EXTRACT PROVIDED:

=====

# Digital Copies of Wood Magazine



## bigike

great review, if you ever want to get rid of the dvd let me know or is there a way to send it in an email or what ever please keep me in mind?


----------



## Karson

Ike: It's too large to email. The physical DVD would have to be sent via a delivery service. UPS, USPS etc.


----------



## patron

i know the FW disk is $150.00 ,
how much for this one ?

nice review , Karson .

have a great Easter sunday .

edit , just saw it .


----------



## a1Jim

Hey Karson
I have The FWW archives and it is very easily searched as you said . I feel that's the reason I purchased the FWW archive because I already own all the issues Of FWW and I also own a full collection of wood. I've thought of buying the new Wood version. But now I think I'll wait until they fix the way their search works.
Thanks a lot for your review karson.


----------



## TopamaxSurvivor

Good review karson. thx,


----------



## lew

Looks like you have quite a bit of reading in your future!!

Thanks for the review, Karson.

Lew


----------



## Eagle1

If the dvd isn't running fast enough. You might need a faster dvd player in the computer, or there is something running the backgound eating up all of your resourses.


----------



## Dennisgrosen

thank´s for a very fine rewiew
and I think it´s great they now
put all the old issues on DVDs
from the different magazines
for us newbees and speceile
from other countrys than USA
it´s a lot easyer to get those
magazines

Dennis


----------



## DerekL

Nice review, but for me not being able to do a full search would one star it at best - isn't that the point of these collections?


----------



## Karson

Eagle!:

Most of the issues are about 40 Meg in size and since they are all pdf files and you are reading them with Adobe Reader. It's just slow getting that data from the dvd drive especially when it has to do a seak for the data.

The hard drive is a 1.5TB Seagate and it is faster than the DVD. I've got a 4 cpu processor computer and the latest DVD drive so I don't think that's my problem.

=====

RECORD SET:
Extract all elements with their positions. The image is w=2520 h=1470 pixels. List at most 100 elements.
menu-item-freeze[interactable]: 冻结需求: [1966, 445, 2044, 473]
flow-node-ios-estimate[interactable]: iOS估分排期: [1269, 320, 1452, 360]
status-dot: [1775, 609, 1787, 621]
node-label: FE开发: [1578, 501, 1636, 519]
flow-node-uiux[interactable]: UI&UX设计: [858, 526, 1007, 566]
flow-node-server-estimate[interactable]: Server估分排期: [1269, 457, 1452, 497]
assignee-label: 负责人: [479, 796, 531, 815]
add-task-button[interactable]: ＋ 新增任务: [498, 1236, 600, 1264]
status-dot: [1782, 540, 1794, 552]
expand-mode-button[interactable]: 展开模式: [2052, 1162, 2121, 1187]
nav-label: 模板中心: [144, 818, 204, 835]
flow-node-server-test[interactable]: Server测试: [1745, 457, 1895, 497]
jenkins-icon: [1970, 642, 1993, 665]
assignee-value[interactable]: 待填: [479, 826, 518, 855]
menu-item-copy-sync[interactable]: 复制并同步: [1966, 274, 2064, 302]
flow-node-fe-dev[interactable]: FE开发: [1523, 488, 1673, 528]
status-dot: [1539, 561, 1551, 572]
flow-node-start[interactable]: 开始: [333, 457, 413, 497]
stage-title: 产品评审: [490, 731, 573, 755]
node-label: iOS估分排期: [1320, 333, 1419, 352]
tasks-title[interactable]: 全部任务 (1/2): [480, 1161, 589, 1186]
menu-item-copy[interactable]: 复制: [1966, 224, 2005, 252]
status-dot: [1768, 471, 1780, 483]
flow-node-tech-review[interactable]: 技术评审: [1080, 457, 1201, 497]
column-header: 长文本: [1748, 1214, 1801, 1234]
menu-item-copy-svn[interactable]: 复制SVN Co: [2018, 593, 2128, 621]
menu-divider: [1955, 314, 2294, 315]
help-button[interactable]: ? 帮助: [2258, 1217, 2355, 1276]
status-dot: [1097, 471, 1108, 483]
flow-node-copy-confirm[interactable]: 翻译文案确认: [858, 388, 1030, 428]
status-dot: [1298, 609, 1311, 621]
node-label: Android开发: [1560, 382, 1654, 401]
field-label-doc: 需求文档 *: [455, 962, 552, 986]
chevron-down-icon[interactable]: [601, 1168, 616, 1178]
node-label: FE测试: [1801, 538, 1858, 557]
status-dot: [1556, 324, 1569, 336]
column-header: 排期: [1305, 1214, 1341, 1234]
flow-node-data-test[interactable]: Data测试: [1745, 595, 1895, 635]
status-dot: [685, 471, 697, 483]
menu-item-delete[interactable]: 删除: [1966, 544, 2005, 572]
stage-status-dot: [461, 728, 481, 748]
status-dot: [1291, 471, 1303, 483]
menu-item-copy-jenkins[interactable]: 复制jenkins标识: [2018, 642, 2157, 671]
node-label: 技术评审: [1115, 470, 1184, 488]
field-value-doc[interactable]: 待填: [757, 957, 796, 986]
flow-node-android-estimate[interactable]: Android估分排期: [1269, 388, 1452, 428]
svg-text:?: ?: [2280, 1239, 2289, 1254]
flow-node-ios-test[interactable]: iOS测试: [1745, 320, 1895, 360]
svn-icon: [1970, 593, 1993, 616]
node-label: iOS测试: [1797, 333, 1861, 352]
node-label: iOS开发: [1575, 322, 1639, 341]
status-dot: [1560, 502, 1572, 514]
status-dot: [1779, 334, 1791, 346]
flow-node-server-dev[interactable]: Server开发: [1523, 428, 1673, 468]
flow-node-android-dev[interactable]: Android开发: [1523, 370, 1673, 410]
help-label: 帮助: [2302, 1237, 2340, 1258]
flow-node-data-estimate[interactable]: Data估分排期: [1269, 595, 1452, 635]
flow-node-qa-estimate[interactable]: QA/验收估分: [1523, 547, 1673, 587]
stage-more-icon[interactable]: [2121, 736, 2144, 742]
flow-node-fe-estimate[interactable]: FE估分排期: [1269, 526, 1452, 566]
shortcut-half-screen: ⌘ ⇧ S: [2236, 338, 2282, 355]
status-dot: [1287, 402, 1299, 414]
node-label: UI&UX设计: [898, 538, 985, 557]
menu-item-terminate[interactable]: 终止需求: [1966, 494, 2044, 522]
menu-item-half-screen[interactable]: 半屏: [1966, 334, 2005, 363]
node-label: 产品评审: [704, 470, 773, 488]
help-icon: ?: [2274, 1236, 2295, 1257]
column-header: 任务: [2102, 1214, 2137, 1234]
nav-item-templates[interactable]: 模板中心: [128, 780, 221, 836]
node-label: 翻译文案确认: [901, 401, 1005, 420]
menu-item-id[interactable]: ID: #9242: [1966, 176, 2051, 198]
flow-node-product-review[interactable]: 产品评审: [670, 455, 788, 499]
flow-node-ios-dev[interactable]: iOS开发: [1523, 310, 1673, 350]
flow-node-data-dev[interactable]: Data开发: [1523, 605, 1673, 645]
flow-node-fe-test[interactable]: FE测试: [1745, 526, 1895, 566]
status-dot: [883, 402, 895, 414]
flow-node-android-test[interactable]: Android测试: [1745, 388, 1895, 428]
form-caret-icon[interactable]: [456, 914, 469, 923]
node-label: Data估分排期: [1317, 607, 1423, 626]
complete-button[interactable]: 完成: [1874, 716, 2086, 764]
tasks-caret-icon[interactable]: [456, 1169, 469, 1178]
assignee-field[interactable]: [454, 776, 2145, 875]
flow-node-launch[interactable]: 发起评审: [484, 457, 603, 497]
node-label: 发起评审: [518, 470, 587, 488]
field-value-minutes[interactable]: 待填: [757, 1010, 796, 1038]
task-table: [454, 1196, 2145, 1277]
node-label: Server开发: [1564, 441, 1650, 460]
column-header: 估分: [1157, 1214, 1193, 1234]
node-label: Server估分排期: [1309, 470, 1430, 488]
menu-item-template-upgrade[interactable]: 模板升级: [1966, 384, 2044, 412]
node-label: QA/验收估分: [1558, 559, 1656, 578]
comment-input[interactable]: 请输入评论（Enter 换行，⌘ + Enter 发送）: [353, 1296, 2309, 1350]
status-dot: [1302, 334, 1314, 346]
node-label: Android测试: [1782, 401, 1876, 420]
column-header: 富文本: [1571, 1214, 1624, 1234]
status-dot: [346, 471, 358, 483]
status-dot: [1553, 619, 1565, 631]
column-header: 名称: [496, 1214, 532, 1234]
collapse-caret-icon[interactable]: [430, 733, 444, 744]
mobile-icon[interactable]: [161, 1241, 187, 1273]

=====

GIVEN INSTRUCTION: From the Wood Magazine digital copies thread above, print the passage from "Ike: It's too" up to and including "for this one ?".

COMPLETE ANSWER:
Ike: It's too large to email. The physical DVD would have to be sent via a delivery service. UPS, USPS etc.


----------



## patron

i know the FW disk is $150.00 ,
how much for this one ?